++++ Data entries ++++

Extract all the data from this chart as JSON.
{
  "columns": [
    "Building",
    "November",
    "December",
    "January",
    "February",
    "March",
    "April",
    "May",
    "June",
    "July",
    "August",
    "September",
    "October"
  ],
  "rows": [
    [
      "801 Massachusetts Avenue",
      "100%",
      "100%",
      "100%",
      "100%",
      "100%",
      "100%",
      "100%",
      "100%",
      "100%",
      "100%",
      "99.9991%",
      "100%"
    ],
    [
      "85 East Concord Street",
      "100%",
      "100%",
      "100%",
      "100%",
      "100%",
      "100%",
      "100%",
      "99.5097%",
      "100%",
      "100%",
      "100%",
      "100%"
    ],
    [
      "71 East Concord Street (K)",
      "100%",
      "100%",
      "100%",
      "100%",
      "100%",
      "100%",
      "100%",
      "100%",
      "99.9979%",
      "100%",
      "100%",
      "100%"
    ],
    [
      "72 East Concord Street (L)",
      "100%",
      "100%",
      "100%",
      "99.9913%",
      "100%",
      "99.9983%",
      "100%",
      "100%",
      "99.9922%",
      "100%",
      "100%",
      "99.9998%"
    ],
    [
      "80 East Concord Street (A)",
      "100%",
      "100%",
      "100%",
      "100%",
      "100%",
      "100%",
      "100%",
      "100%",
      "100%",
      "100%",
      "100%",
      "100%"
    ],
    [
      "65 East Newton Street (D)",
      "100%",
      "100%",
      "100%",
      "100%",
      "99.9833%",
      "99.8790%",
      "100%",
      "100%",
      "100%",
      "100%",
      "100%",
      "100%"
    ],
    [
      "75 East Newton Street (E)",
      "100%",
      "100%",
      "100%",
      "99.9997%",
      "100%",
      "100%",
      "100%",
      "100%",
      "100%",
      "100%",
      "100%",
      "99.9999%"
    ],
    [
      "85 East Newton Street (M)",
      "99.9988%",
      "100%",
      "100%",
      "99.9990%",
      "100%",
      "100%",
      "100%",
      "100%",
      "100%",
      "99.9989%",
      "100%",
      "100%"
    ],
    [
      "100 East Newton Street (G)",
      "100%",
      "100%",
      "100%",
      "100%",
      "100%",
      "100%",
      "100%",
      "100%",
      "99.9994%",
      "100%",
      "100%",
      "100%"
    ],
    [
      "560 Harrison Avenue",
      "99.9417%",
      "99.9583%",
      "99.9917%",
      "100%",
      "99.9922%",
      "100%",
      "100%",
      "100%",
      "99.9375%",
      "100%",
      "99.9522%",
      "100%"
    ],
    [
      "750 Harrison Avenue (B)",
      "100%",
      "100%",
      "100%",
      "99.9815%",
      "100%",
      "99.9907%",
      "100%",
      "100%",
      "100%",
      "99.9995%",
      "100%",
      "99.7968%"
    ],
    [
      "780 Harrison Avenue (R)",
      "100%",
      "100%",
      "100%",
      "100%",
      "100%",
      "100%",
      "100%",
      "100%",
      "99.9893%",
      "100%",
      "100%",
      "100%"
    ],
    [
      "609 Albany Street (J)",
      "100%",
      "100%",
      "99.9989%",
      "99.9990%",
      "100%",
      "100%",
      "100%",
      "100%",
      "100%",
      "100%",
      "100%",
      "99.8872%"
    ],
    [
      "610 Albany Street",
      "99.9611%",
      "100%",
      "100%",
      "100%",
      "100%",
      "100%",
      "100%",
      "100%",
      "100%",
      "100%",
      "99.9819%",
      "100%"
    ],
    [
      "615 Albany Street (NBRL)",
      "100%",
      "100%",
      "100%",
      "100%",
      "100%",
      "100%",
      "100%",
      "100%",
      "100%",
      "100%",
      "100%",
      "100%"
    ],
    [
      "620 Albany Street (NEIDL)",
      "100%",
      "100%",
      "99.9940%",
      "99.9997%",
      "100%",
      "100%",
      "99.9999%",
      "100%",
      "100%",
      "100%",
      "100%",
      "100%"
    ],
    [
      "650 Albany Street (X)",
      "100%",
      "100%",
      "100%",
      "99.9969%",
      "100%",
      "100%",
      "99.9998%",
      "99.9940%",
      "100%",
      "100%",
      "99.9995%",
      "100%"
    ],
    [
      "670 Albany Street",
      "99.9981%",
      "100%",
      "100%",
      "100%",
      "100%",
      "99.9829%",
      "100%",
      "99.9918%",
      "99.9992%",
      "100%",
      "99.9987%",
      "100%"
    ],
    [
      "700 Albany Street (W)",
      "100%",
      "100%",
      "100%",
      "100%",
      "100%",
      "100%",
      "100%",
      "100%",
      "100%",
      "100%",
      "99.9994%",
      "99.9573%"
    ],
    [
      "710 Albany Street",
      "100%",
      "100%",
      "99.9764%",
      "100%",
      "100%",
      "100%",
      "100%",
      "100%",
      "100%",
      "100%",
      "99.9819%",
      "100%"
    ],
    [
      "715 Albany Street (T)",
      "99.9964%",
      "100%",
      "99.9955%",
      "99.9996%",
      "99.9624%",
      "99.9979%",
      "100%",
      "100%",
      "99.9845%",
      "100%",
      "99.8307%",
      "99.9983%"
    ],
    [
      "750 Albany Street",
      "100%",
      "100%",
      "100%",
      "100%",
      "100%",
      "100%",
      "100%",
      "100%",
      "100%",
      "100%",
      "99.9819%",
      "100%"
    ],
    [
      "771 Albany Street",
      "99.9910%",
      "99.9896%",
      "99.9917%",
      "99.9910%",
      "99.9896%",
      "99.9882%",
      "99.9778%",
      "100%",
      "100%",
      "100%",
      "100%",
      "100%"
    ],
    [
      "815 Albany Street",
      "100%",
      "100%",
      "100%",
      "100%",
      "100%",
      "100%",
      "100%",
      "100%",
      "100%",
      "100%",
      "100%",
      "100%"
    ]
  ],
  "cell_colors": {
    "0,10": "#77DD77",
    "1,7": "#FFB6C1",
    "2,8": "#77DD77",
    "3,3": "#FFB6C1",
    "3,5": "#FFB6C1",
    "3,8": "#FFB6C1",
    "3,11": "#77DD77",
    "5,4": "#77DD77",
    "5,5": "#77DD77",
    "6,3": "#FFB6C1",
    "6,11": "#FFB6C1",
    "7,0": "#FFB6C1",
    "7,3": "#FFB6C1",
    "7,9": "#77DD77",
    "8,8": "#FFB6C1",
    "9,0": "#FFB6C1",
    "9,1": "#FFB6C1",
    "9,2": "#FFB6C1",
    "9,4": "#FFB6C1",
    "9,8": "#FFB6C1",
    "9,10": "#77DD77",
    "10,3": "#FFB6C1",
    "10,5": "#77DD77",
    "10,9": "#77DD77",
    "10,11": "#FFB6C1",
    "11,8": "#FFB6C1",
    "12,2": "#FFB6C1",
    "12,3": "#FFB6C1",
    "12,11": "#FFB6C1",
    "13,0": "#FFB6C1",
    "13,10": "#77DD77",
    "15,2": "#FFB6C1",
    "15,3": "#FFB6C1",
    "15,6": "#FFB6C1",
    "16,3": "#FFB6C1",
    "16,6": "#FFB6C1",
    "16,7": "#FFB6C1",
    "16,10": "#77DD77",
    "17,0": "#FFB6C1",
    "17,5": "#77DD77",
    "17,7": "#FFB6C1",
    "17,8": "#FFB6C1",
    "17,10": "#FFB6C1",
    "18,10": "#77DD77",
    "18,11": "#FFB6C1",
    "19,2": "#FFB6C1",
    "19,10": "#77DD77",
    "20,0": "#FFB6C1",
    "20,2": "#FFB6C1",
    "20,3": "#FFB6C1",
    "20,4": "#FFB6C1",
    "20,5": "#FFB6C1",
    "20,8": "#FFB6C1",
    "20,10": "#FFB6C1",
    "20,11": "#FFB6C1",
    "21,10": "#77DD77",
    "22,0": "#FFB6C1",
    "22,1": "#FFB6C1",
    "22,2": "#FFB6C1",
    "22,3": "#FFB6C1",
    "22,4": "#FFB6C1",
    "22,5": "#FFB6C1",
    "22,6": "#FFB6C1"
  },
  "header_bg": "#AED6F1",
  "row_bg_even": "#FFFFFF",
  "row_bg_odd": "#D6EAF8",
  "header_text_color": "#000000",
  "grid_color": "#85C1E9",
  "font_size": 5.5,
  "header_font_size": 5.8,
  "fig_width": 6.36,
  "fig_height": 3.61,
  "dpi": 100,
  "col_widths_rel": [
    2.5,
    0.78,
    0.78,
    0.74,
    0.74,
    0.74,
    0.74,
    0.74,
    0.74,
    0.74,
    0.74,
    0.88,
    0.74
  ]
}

++++

▶ [Exercise prompt]
Find each line holding the word "Newton" and copy it.

▶ [Solution below]
      "65 East Newton Street (D)",
      "75 East Newton Street (E)",
      "85 East Newton Street (M)",
      "100 East Newton Street (G)",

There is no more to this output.